TEXT EXCERPT:
····················
Question

suppose abc is a right triangle with sides a, b, and c and right angle at c. find the unknown side length using the pythagorean theorem and then find the values of the six trigonometric functions for angle b.
a = 5, c = 13
the unknown side length b is .
(simplify your answer, including any radicals. use integers or fractions for any numbers in the expression.)
sin b =
(simplify your answer, including any radicals. use integers or fractions for any numbers in the expression.)
cos b =
(simplify your answer, including any radicals. use integers or fractions for any numbers in the expression.)
tan b =
(simplify your answer, including any radicals. use integers or fractions for any numbers in the expression.)
csc b =
(simplify your answer, including any radicals. use integers or fractions for any numbers in the expression.)
sec b =
(simplify your answer, including any radicals. use integers or fractions for any numbers in the expression.)
cot b =
(simplify your answer, including any radicals. use integers or fractions for any numbers in the expression.)

Explanation:

Step1: Find side length b using Pythagorean theorem

By the Pythagorean theorem $c^{2}=a^{2}+b^{2}$, so $b = \sqrt{c^{2}-a^{2}}$. Substitute $a = 5$ and $c = 13$: $b=\sqrt{13^{2}-5^{2}}=\sqrt{169 - 25}=\sqrt{144}=12$.
····················
SUPPLIED DATA:
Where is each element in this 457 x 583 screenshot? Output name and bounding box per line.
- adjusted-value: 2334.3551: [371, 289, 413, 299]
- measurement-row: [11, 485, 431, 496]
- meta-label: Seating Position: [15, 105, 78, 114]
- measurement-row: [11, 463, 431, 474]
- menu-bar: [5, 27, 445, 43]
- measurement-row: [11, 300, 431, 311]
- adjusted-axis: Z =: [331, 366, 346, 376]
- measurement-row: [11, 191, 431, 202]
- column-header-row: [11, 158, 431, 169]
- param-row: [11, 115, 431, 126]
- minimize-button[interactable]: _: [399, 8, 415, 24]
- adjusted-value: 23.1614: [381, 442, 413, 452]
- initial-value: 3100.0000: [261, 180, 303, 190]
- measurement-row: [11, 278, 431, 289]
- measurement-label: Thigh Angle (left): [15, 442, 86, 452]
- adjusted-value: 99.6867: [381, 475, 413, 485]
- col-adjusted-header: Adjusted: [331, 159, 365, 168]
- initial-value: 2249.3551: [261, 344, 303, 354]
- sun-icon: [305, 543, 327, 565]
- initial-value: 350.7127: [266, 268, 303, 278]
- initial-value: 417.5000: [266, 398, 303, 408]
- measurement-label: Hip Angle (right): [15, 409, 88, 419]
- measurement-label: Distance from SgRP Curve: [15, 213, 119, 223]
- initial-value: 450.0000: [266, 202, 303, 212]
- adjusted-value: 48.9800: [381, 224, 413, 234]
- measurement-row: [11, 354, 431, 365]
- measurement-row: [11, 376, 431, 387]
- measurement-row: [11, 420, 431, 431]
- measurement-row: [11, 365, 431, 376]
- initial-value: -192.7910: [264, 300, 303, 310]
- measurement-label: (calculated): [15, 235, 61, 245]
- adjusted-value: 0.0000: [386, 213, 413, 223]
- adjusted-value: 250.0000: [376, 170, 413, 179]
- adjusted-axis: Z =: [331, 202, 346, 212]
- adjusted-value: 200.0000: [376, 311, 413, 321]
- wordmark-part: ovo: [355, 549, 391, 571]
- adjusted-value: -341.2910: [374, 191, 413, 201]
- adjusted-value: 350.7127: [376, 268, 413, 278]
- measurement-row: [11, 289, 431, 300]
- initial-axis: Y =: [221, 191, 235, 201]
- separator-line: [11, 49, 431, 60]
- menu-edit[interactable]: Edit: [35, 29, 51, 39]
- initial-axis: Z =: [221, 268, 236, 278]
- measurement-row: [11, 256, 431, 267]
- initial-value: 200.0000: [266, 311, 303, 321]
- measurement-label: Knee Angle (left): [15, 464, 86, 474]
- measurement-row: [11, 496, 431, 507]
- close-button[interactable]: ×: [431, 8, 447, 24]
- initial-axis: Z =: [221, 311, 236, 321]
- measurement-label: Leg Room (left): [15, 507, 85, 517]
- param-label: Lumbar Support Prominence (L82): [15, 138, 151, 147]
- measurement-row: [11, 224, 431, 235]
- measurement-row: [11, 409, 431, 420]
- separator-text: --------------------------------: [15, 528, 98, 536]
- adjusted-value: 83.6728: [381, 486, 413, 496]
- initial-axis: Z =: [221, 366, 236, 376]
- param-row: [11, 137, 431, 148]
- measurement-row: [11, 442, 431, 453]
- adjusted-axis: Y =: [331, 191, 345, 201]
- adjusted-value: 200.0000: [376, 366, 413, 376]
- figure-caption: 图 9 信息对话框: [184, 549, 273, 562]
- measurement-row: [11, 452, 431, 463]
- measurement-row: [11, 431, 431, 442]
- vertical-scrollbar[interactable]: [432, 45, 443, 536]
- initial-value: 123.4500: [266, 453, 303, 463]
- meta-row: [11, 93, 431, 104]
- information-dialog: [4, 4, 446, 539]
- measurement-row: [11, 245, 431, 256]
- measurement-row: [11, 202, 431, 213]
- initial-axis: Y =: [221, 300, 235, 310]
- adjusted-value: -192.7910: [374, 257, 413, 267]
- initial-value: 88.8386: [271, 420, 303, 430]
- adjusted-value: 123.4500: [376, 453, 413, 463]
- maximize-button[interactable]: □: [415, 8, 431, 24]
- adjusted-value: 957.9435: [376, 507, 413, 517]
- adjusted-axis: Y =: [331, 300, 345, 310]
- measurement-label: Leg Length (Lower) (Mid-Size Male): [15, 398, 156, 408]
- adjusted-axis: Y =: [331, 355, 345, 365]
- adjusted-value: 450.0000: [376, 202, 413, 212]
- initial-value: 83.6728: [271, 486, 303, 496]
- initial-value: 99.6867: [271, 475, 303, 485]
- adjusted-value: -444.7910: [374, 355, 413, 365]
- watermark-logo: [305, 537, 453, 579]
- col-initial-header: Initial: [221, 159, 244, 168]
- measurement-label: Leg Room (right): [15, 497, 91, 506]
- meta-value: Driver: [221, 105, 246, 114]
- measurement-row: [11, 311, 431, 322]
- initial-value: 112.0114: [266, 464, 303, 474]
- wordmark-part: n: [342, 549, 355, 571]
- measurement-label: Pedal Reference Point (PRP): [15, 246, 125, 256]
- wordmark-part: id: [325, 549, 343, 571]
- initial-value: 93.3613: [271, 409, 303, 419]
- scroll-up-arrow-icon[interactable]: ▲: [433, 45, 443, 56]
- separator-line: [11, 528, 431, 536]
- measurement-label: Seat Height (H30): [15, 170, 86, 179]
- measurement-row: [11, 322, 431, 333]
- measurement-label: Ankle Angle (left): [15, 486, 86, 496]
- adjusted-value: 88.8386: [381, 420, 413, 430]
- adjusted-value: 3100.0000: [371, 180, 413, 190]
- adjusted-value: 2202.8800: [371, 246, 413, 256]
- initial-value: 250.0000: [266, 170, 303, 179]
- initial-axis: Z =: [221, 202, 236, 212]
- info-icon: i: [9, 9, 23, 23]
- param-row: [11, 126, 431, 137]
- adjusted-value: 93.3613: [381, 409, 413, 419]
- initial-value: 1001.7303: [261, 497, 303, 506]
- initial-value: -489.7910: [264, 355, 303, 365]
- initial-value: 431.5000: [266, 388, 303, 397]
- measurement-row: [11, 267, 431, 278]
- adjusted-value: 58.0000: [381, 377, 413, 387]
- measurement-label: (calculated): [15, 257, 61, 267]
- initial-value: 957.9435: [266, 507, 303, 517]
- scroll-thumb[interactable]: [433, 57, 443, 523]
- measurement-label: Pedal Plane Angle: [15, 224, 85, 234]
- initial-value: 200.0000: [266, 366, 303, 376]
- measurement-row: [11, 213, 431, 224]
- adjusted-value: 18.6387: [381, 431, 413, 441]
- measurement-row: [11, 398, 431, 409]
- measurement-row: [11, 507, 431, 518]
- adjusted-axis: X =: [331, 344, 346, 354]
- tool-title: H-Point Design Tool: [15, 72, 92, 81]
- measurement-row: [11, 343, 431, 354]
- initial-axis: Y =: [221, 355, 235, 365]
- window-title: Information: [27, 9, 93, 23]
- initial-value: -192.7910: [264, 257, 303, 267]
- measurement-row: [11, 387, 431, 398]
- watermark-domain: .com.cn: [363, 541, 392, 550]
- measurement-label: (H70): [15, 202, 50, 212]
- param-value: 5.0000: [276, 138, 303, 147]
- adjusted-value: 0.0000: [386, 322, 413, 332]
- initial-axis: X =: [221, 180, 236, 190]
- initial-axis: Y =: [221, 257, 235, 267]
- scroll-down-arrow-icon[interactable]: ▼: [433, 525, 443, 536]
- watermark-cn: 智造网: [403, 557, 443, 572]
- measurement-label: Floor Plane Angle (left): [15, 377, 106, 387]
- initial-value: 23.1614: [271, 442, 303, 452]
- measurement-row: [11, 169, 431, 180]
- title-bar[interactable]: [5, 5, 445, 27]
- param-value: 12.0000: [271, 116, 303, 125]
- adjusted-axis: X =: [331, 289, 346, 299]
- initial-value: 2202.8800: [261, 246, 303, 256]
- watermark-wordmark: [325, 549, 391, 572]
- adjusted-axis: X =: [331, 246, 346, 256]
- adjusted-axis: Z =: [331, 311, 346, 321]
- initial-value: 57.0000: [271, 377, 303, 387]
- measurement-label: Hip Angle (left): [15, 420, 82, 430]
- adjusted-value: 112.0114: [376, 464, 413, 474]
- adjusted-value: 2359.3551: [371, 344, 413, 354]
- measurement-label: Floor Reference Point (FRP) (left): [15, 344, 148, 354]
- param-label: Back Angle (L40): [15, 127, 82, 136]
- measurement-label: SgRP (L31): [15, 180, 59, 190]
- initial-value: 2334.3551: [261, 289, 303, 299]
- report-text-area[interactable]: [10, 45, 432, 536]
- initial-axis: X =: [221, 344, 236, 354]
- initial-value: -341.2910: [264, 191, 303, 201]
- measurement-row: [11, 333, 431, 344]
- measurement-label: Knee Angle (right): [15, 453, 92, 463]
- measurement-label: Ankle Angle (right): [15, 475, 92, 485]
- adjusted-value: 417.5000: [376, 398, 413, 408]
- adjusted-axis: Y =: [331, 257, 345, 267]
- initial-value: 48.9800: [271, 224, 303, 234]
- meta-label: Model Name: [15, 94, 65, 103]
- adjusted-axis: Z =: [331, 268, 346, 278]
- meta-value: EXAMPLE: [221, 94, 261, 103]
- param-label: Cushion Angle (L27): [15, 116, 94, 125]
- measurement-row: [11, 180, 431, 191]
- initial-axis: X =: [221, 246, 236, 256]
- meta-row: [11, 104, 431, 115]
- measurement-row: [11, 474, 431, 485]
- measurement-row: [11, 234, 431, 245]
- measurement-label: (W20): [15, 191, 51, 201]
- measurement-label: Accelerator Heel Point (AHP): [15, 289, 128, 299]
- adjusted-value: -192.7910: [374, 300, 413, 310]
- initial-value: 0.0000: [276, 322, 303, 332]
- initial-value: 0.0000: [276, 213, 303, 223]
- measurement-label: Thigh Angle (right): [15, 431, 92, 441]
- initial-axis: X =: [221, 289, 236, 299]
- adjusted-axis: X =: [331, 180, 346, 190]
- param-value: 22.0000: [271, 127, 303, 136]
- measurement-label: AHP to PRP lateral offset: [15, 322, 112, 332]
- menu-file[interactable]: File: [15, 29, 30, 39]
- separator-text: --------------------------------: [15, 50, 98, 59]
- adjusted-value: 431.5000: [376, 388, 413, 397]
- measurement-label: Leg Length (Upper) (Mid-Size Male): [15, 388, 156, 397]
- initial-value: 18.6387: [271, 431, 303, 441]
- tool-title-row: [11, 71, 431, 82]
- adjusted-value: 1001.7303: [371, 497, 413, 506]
····················
Extend the worked solution for the right triangle with a = 5 and c = 13, beginning after its first step. The material is not required for this exercise.

EXERCISE RESPONSE:
Step2: Find $\sin B$

$\sin B=\frac{b}{c}$, substituting $b = 12$ and $c = 13$, we get $\sin B=\frac{12}{13}$.

Step3: Find $\cos B$

$\cos B=\frac{a}{c}$, substituting $a = 5$ and $c = 13$, we get $\cos B=\frac{5}{13}$.

Step4: Find $\tan B$

$\tan B=\frac{b}{a}$, substituting $a = 5$ and $b = 12$, we get $\tan B=\frac{12}{5}$.

Step5: Find $\csc B$

$\csc B=\frac{c}{b}$, substituting $b = 12$ and $c = 13$, we get $\csc B=\frac{13}{12}$.

Step6: Find $\sec B$

$\sec B=\frac{c}{a}$, substituting $a = 5$ and $c = 13$, we get $\sec B=\frac{13}{5}$.

Step7: Find $\cot B$

$\cot B=\frac{a}{b}$, substituting $a = 5$ and $b = 12$, we get $\cot B=\frac{5}{12}$.

Answer:

The unknown side length b is $12$.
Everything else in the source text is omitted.